### EXERCISE REQUIREMENTS
Skip any picture you find and retype all the remaining lines exactly.

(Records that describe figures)
┄┄┄┄┄┄
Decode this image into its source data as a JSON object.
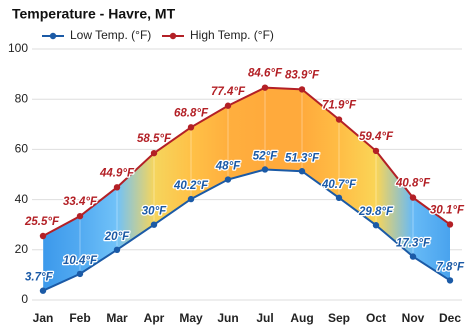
{
  "chart_data": {
    "type": "line",
    "title": "Temperature - Havre, MT",
    "categories": [
      "Jan",
      "Feb",
      "Mar",
      "Apr",
      "May",
      "Jun",
      "Jul",
      "Aug",
      "Sep",
      "Oct",
      "Nov",
      "Dec"
    ],
    "series": [
      {
        "name": "Low Temp. (°F)",
        "color": "#1b5aa6",
        "values": [
          3.7,
          10.4,
          20,
          30,
          40.2,
          48,
          52,
          51.3,
          40.7,
          29.8,
          17.3,
          7.8
        ],
        "value_labels": [
          "3.7°F",
          "10.4°F",
          "20°F",
          "30°F",
          "40.2°F",
          "48°F",
          "52°F",
          "51.3°F",
          "40.7°F",
          "29.8°F",
          "17.3°F",
          "7.8°F"
        ]
      },
      {
        "name": "High Temp. (°F)",
        "color": "#b32026",
        "values": [
          25.5,
          33.4,
          44.9,
          58.5,
          68.8,
          77.4,
          84.6,
          83.9,
          71.9,
          59.4,
          40.8,
          30.1
        ],
        "value_labels": [
          "25.5°F",
          "33.4°F",
          "44.9°F",
          "58.5°F",
          "68.8°F",
          "77.4°F",
          "84.6°F",
          "83.9°F",
          "71.9°F",
          "59.4°F",
          "40.8°F",
          "30.1°F"
        ]
      }
    ],
    "ylim": [
      0,
      100
    ],
    "yticks": [
      0,
      20,
      40,
      60,
      80,
      100
    ],
    "grid": true
  }
}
┄┄┄┄┄┄
### REPLY
Decode this image into its source data as a JSON object.
{
  "chart_data": {
    "type": "line",
    "title": "Temperature - Havre, MT",
    "categories": [
      "Jan",
      "Feb",
      "Mar",
      "Apr",
      "May",
      "Jun",
      "Jul",
      "Aug",
      "Sep",
      "Oct",
      "Nov",
      "Dec"
    ],
    "series": [
      {
        "name": "Low Temp. (°F)",
        "color": "#1b5aa6",
        "values": [
          3.7,
          10.4,
          20,
          30,
          40.2,
          48,
          52,
          51.3,
          40.7,
          29.8,
          17.3,
          7.8
        ],
        "value_labels": [
          "3.7°F",
          "10.4°F",
          "20°F",
          "30°F",
          "40.2°F",
          "48°F",
          "52°F",
          "51.3°F",
          "40.7°F",
          "29.8°F",
          "17.3°F",
          "7.8°F"
        ]
      },
      {
        "name": "High Temp. (°F)",
        "color": "#b32026",
        "values": [
          25.5,
          33.4,
          44.9,
          58.5,
          68.8,
          77.4,
          84.6,
          83.9,
          71.9,
          59.4,
          40.8,
          30.1
        ],
        "value_labels": [
          "25.5°F",
          "33.4°F",
          "44.9°F",
          "58.5°F",
          "68.8°F",
          "77.4°F",
          "84.6°F",
          "83.9°F",
          "71.9°F",
          "59.4°F",
          "40.8°F",
          "30.1°F"
        ]
      }
    ],
    "ylim": [
      0,
      100
    ],
    "yticks": [
      0,
      20,
      40,
      60,
      80,
      100
    ],
    "grid": true
  }
}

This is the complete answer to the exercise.